[Data excerpts]
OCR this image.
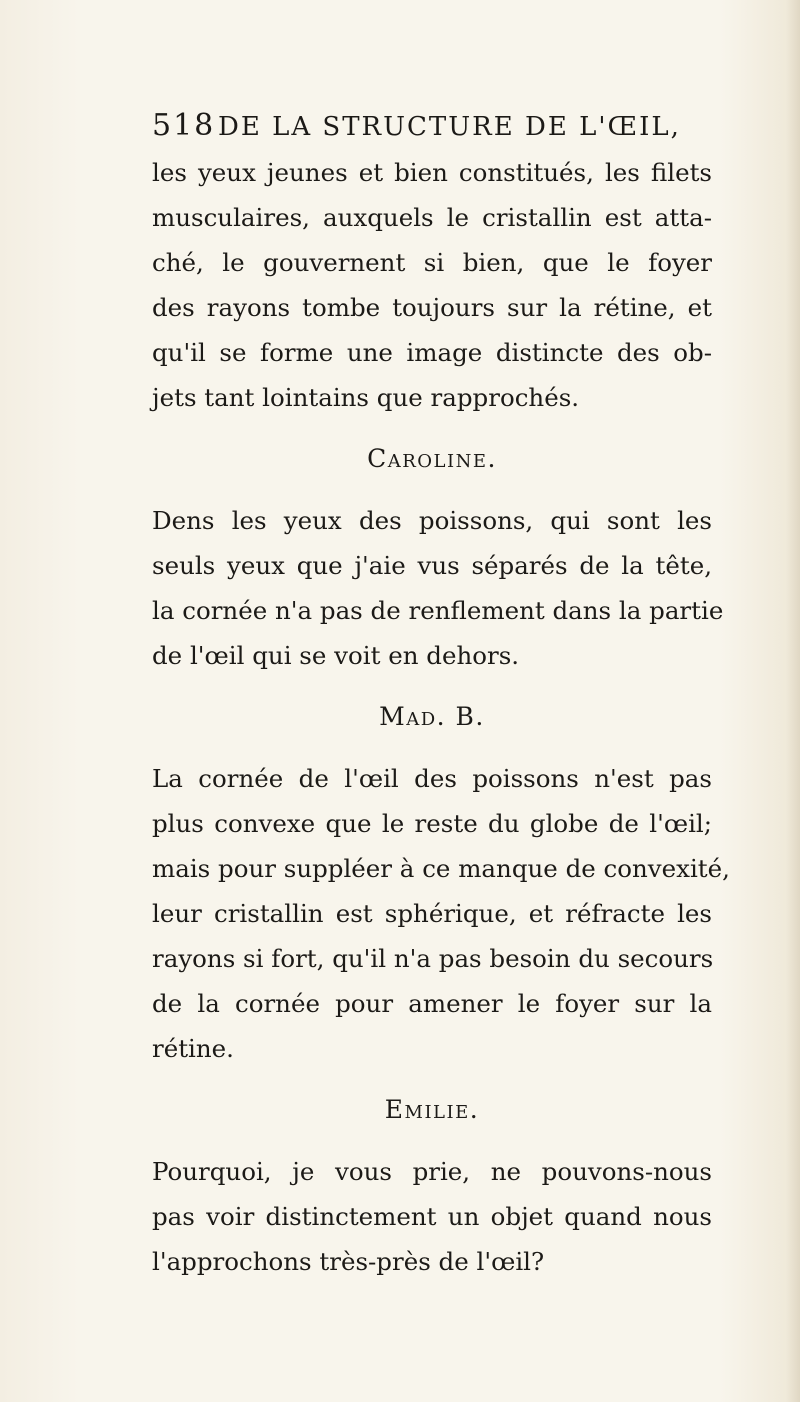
518 DE LA STRUCTURE DE L'ŒIL,
les yeux jeunes et bien constitués, les filets
musculaires, auxquels le cristallin est atta-
ché, le gouvernent si bien, que le foyer
des rayons tombe toujours sur la rétine, et
qu'il se forme une image distincte des ob-
jets tant lointains que rapprochés.
Caroline.
Dens les yeux des poissons, qui sont les
seuls yeux que j'aie vus séparés de la tête,
la cornée n'a pas de renflement dans la partie
de l'œil qui se voit en dehors.
Mad. B.
La cornée de l'œil des poissons n'est pas
plus convexe que le reste du globe de l'œil;
mais pour suppléer à ce manque de convexité,
leur cristallin est sphérique, et réfracte les
rayons si fort, qu'il n'a pas besoin du secours
de la cornée pour amener le foyer sur la
rétine.
Emilie.
Pourquoi, je vous prie, ne pouvons-nous
pas voir distinctement un objet quand nous
l'approchons très-près de l'œil?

Work to complete: Output, exactly, all the records above; include no pictures.

In response:
OCR this image.
518 DE LA STRUCTURE DE L'ŒIL,
les yeux jeunes et bien constitués, les filets
musculaires, auxquels le cristallin est atta-
ché, le gouvernent si bien, que le foyer
des rayons tombe toujours sur la rétine, et
qu'il se forme une image distincte des ob-
jets tant lointains que rapprochés.
Caroline.
Dens les yeux des poissons, qui sont les
seuls yeux que j'aie vus séparés de la tête,
la cornée n'a pas de renflement dans la partie
de l'œil qui se voit en dehors.
Mad. B.
La cornée de l'œil des poissons n'est pas
plus convexe que le reste du globe de l'œil;
mais pour suppléer à ce manque de convexité,
leur cristallin est sphérique, et réfracte les
rayons si fort, qu'il n'a pas besoin du secours
de la cornée pour amener le foyer sur la
rétine.
Emilie.
Pourquoi, je vous prie, ne pouvons-nous
pas voir distinctement un objet quand nous
l'approchons très-près de l'œil?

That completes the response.